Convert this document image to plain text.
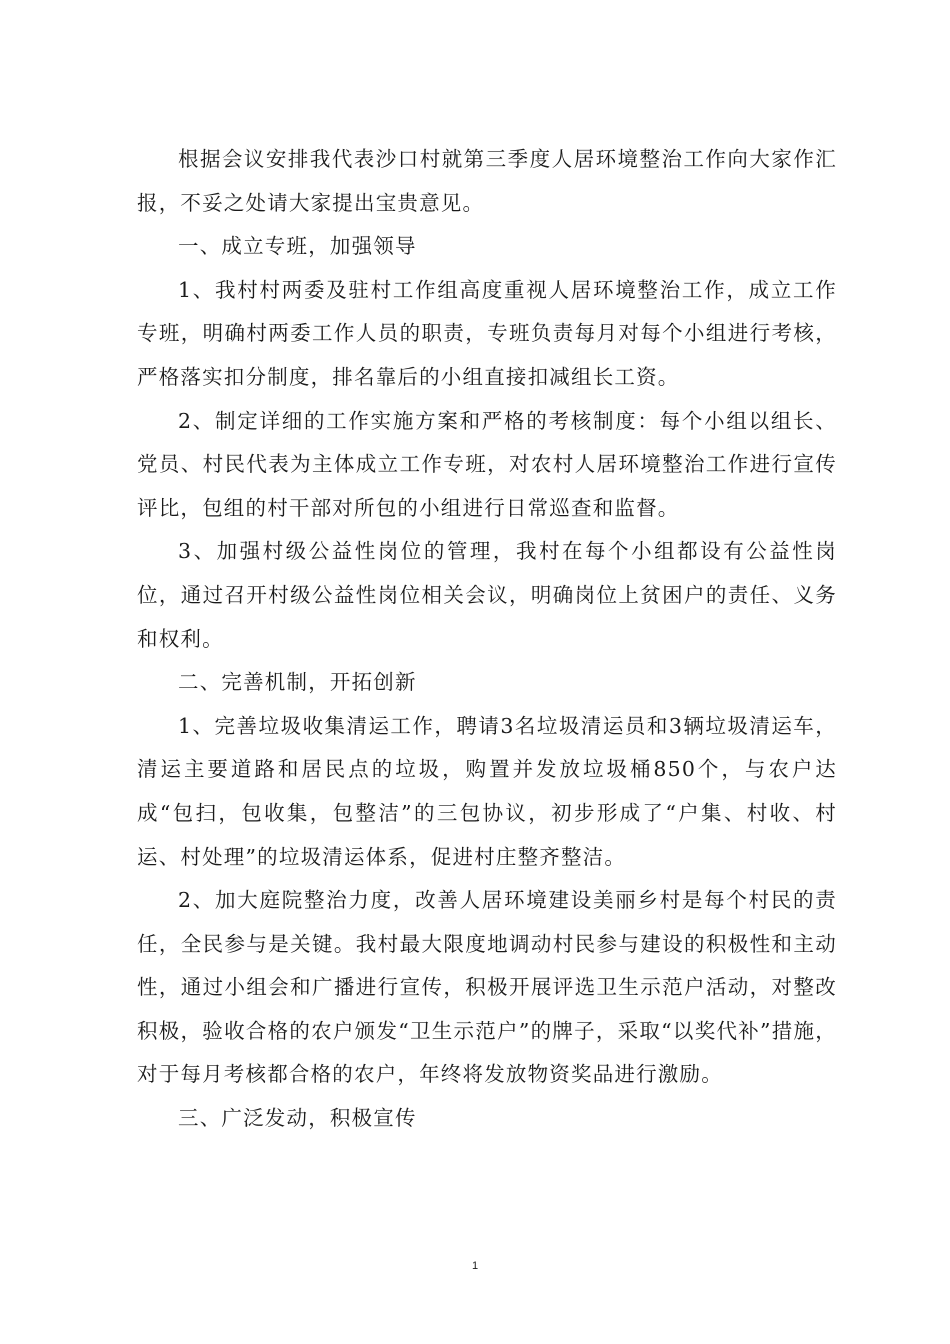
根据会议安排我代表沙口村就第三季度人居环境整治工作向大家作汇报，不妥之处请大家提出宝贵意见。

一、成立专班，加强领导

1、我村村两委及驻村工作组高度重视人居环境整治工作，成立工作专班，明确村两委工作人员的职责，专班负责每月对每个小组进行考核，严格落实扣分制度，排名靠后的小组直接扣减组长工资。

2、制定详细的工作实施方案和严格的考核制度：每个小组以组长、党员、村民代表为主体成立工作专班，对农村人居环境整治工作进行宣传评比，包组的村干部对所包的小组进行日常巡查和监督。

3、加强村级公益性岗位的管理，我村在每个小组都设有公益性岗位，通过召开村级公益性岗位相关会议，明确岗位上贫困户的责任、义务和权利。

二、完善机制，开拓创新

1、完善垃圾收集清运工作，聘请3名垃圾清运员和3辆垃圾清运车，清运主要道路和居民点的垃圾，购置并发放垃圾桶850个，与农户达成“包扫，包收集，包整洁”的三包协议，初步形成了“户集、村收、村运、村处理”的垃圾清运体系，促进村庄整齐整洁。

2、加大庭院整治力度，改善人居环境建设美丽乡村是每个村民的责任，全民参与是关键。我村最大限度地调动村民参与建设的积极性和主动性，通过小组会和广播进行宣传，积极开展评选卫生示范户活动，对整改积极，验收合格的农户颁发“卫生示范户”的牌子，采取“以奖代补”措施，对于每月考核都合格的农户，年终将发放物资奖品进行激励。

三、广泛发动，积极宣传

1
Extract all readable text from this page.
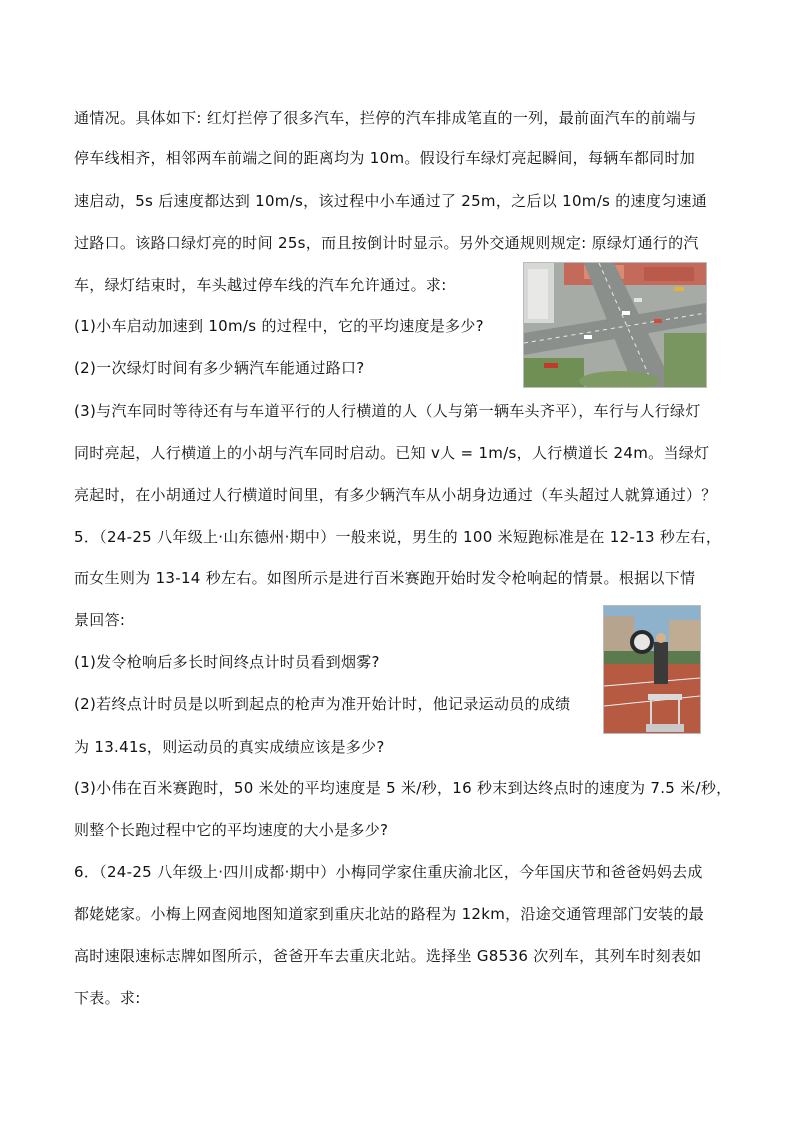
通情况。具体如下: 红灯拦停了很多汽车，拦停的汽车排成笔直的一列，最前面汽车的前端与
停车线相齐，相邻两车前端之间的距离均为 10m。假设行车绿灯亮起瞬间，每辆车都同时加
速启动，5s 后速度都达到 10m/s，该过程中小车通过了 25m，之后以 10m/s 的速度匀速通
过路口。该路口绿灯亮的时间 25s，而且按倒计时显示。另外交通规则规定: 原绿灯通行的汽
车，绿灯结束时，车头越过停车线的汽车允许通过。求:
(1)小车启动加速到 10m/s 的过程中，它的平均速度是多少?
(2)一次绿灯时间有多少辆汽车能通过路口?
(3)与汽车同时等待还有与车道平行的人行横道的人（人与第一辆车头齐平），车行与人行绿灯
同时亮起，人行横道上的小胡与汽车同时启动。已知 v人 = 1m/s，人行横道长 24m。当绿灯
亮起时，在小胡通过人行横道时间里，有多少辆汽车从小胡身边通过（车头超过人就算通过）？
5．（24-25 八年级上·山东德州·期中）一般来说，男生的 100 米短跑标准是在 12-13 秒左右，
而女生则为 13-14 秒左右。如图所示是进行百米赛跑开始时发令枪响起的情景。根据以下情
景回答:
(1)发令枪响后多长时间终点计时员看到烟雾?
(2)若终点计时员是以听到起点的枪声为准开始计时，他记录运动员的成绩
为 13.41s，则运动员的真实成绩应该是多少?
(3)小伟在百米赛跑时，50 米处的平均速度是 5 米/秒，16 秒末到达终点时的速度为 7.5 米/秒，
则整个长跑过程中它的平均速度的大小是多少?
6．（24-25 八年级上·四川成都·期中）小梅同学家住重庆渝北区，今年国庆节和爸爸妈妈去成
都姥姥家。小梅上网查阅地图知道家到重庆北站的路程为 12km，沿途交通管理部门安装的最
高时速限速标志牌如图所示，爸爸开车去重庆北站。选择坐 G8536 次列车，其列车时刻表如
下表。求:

===

__Your instructions__
Determine how many lines above contain "八年级上" as a word or string. Give the number alone.

__Result of the task__
2